##### Material supplied

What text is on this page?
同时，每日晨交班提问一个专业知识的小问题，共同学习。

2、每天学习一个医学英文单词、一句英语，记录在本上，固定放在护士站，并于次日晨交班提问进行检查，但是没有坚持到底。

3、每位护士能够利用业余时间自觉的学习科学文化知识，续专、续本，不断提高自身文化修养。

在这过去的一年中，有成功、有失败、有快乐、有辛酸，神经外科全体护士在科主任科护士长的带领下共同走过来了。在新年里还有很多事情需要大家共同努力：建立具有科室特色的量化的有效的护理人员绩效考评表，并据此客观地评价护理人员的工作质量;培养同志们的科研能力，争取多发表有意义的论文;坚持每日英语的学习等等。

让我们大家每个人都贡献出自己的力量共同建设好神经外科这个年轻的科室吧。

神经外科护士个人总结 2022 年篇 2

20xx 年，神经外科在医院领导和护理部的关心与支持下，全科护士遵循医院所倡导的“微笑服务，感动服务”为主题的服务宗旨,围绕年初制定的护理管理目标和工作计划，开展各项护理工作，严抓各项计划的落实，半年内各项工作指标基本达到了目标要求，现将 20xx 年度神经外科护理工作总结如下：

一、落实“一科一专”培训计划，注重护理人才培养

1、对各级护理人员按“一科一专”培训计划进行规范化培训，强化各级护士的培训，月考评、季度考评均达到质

##########

* [Exercise]
Review the preceding data and report every line that includes the string "一科一专".

* [Solution to this problem]
一、落实“一科一专”培训计划，注重护理人才培养
1、对各级护理人员按“一科一专”培训计划进行规范化培训，强化各级护士的培训，月考评、季度考评均达到质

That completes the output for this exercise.